◆ Tâche demandée
Dans le texte sur l'histoire du mouvement, recopiez tout ce qui va de « C'est dans cet » jusqu'à « d'Etudiants, la FUACE. » en remplaçant « Finlande » par « Estonie ».

◆ Texte fourni
◇ ◇ ◇ ◇ ◇ ◇ ◇
L'histoire du mouvement
La naissance du Mouvement
La préhistoire
La première origine de l'ACER est liée à l'activité missonnaire protestante dans la Russie pré-révolutionnaire. Au début du siècle, alors que le courant positiviste rationnaliste en vogue au XIXème commençait à s'essoufler, on peut assister à un renouveau de la recherche spirituelle dans les milieux étudiants. Ce tendance encore très éloignée de l'Eglise, était plutôt attirée par le courant évangélique et les "salons" des missionnaires protestants d'origine américaine.
C'est dans cet esprit que se formèrent des "Cercles d'Etudiants Chrétiens" interconfessionnels dans les deux capitales, Saint-Pétersbourg et Moscou, puis dans de nombreuses grandes villes de Russie. En 1910 eut lieu en Finlande le premier congrès réunissant ces cercles, et en 1913 ils se fédérèrent sous le nom de Rossiskoie Studencheskoie Khristianskoie Dvijenie, traduit plus tard en français par : Action Chrétienne des Etudiants Russes, qui devint membre de la Fédération Universelle des Associations Chrétiennes d'Etudiants, la FUACE.
Après la révolution russe de 1917, ces cercles d'étudiants chrétiens se reformèrent dans les grands centres universitaires de l'émigration : Prague, Belgrade, Sofia, Paris… Beaucoup de leurs membres actifs venaient du mouvement qui avait pris naissance en Russie, comme par exemple A.I. Nikitine, L.N. Liperovsky, S. Shoukin, Mme Breche. L'organisation américaine Y.M.C.A (Young Men Christian Association), qui avait déjà joué un rôle important dans la formation de ces cercles en Russie, continuait son travail au sein de la jeunesse russe dans l'émigration, en particulier à Berlin. Une partie de ces étudiants redécouvrait peu à peu l'Orthodoxie ; ils s'intéressaient de plus en plus à une Eglise Orthodoxe qu'ils avaient délaissé dans leur pays d'origine, mais qui dans l'émigration n'avait plus la même place politique que dans la Russie pré-révolutionnaire.
◇ ◇ ◇ ◇ ◇ ◇ ◇
◆ Données fournies
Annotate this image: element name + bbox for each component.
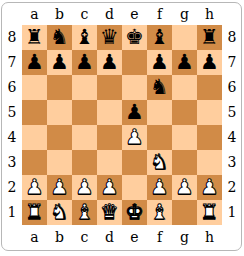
piece-white-bishop: ♝: [147, 200, 172, 225]
chess-board: ♜♞♝♛♚♝♜♟♟♟♟♟♟♟♞♟♟♞♟♟♟♟♟♟♟♜♞♝♛♚♝♜: [22, 25, 222, 225]
piece-black-pawn: ♟: [197, 50, 222, 75]
square-h5[interactable]: [197, 100, 222, 125]
piece-white-bishop: ♝: [72, 200, 97, 225]
rank-label-right-7: 7: [222, 50, 242, 75]
square-h2[interactable]: ♟: [197, 175, 222, 200]
piece-white-pawn: ♟: [172, 175, 197, 200]
square-g2[interactable]: ♟: [172, 175, 197, 200]
rank-label-right-2: 2: [222, 175, 242, 200]
square-h6[interactable]: [197, 75, 222, 100]
piece-black-knight: ♞: [147, 75, 172, 100]
square-d8[interactable]: ♛: [97, 25, 122, 50]
square-a2[interactable]: ♟: [22, 175, 47, 200]
square-h4[interactable]: [197, 125, 222, 150]
file-label-top-f: f: [147, 4, 172, 25]
square-c7[interactable]: ♟: [72, 50, 97, 75]
square-a7[interactable]: ♟: [22, 50, 47, 75]
piece-white-pawn: ♟: [147, 175, 172, 200]
square-c3[interactable]: [72, 150, 97, 175]
piece-black-pawn: ♟: [97, 50, 122, 75]
file-label-bottom-c: c: [72, 225, 97, 249]
square-g4[interactable]: [172, 125, 197, 150]
rank-label-right-5: 5: [222, 100, 242, 125]
square-f1[interactable]: ♝: [147, 200, 172, 225]
square-c8[interactable]: ♝: [72, 25, 97, 50]
file-label-top-b: b: [47, 4, 72, 25]
square-d7[interactable]: ♟: [97, 50, 122, 75]
file-label-top-d: d: [97, 4, 122, 25]
piece-white-pawn: ♟: [122, 125, 147, 150]
square-g6[interactable]: [172, 75, 197, 100]
square-f4[interactable]: [147, 125, 172, 150]
square-a8[interactable]: ♜: [22, 25, 47, 50]
square-g1[interactable]: [172, 200, 197, 225]
square-f2[interactable]: ♟: [147, 175, 172, 200]
square-a6[interactable]: [22, 75, 47, 100]
rank-label-left-3: 3: [2, 150, 22, 175]
rank-label-right-6: 6: [222, 75, 242, 100]
square-e3[interactable]: [122, 150, 147, 175]
square-b7[interactable]: ♟: [47, 50, 72, 75]
square-g7[interactable]: ♟: [172, 50, 197, 75]
square-e2[interactable]: [122, 175, 147, 200]
square-b1[interactable]: ♞: [47, 200, 72, 225]
square-a1[interactable]: ♜: [22, 200, 47, 225]
square-b4[interactable]: [47, 125, 72, 150]
square-c6[interactable]: [72, 75, 97, 100]
square-a4[interactable]: [22, 125, 47, 150]
diagram-frame: abcdefgh 87654321 ♜♞♝♛♚♝♜♟♟♟♟♟♟♟♞♟♟♞♟♟♟♟…: [1, 2, 242, 251]
square-b8[interactable]: ♞: [47, 25, 72, 50]
file-label-bottom-f: f: [147, 225, 172, 249]
rank-labels-right: 87654321: [222, 25, 242, 225]
rank-label-right-4: 4: [222, 125, 242, 150]
piece-white-pawn: ♟: [22, 175, 47, 200]
rank-label-left-8: 8: [2, 25, 22, 50]
piece-white-pawn: ♟: [72, 175, 97, 200]
file-label-bottom-h: h: [197, 225, 222, 249]
piece-white-queen: ♛: [97, 200, 122, 225]
piece-black-pawn: ♟: [172, 50, 197, 75]
piece-black-rook: ♜: [197, 25, 222, 50]
piece-black-pawn: ♟: [147, 50, 172, 75]
rank-labels-left: 87654321: [2, 25, 22, 225]
piece-white-pawn: ♟: [47, 175, 72, 200]
square-b5[interactable]: [47, 100, 72, 125]
square-d2[interactable]: ♟: [97, 175, 122, 200]
file-label-bottom-a: a: [22, 225, 47, 249]
square-h3[interactable]: [197, 150, 222, 175]
rank-label-left-6: 6: [2, 75, 22, 100]
piece-black-knight: ♞: [47, 25, 72, 50]
file-label-bottom-g: g: [172, 225, 197, 249]
piece-black-bishop: ♝: [147, 25, 172, 50]
rank-label-left-7: 7: [2, 50, 22, 75]
rank-label-left-2: 2: [2, 175, 22, 200]
square-f3[interactable]: ♞: [147, 150, 172, 175]
square-g8[interactable]: [172, 25, 197, 50]
square-f6[interactable]: ♞: [147, 75, 172, 100]
file-label-bottom-b: b: [47, 225, 72, 249]
square-b3[interactable]: [47, 150, 72, 175]
rank-label-right-8: 8: [222, 25, 242, 50]
square-b6[interactable]: [47, 75, 72, 100]
square-c4[interactable]: [72, 125, 97, 150]
square-e7[interactable]: [122, 50, 147, 75]
square-f7[interactable]: ♟: [147, 50, 172, 75]
square-a3[interactable]: [22, 150, 47, 175]
square-e8[interactable]: ♚: [122, 25, 147, 50]
file-labels-top: abcdefgh: [22, 4, 222, 25]
piece-black-pawn: ♟: [122, 100, 147, 125]
piece-white-knight: ♞: [47, 200, 72, 225]
square-f8[interactable]: ♝: [147, 25, 172, 50]
piece-white-rook: ♜: [22, 200, 47, 225]
file-label-top-c: c: [72, 4, 97, 25]
square-c1[interactable]: ♝: [72, 200, 97, 225]
rank-label-left-5: 5: [2, 100, 22, 125]
square-g3[interactable]: [172, 150, 197, 175]
square-d6[interactable]: [97, 75, 122, 100]
square-b2[interactable]: ♟: [47, 175, 72, 200]
square-d4[interactable]: [97, 125, 122, 150]
square-c2[interactable]: ♟: [72, 175, 97, 200]
rank-label-right-1: 1: [222, 200, 242, 225]
file-label-top-e: e: [122, 4, 147, 25]
piece-black-king: ♚: [122, 25, 147, 50]
piece-black-queen: ♛: [97, 25, 122, 50]
square-h1[interactable]: ♜: [197, 200, 222, 225]
piece-black-pawn: ♟: [47, 50, 72, 75]
square-e5[interactable]: ♟: [122, 100, 147, 125]
square-a5[interactable]: [22, 100, 47, 125]
square-h8[interactable]: ♜: [197, 25, 222, 50]
square-e6[interactable]: [122, 75, 147, 100]
piece-white-rook: ♜: [197, 200, 222, 225]
file-label-bottom-d: d: [97, 225, 122, 249]
piece-white-pawn: ♟: [97, 175, 122, 200]
piece-white-king: ♚: [122, 200, 147, 225]
file-label-top-h: h: [197, 4, 222, 25]
square-d3[interactable]: [97, 150, 122, 175]
file-label-top-a: a: [22, 4, 47, 25]
rank-label-left-4: 4: [2, 125, 22, 150]
square-d1[interactable]: ♛: [97, 200, 122, 225]
file-label-bottom-e: e: [122, 225, 147, 249]
piece-black-rook: ♜: [22, 25, 47, 50]
square-e4[interactable]: ♟: [122, 125, 147, 150]
file-label-top-g: g: [172, 4, 197, 25]
piece-black-pawn: ♟: [72, 50, 97, 75]
square-g5[interactable]: [172, 100, 197, 125]
square-d5[interactable]: [97, 100, 122, 125]
file-labels-bottom: abcdefgh: [22, 225, 222, 249]
piece-white-knight: ♞: [147, 150, 172, 175]
rank-label-left-1: 1: [2, 200, 22, 225]
piece-black-bishop: ♝: [72, 25, 97, 50]
square-c5[interactable]: [72, 100, 97, 125]
piece-white-pawn: ♟: [197, 175, 222, 200]
square-f5[interactable]: [147, 100, 172, 125]
square-e1[interactable]: ♚: [122, 200, 147, 225]
piece-black-pawn: ♟: [22, 50, 47, 75]
square-h7[interactable]: ♟: [197, 50, 222, 75]
rank-label-right-3: 3: [222, 150, 242, 175]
◇ ◇ ◇ ◇ ◇ ◇ ◇
◆ Réponse rédigée
C'est dans cet esprit que se formèrent des "Cercles d'Etudiants Chrétiens" interconfessionnels dans les deux capitales, Saint-Pétersbourg et Moscou, puis dans de nombreuses grandes villes de Russie. En 1910 eut lieu en Estonie le premier congrès réunissant ces cercles, et en 1913 ils se fédérèrent sous le nom de Rossiskoie Studencheskoie Khristianskoie Dvijenie, traduit plus tard en français par : Action Chrétienne des Etudiants Russes, qui devint membre de la Fédération Universelle des Associations Chrétiennes d'Etudiants, la FUACE.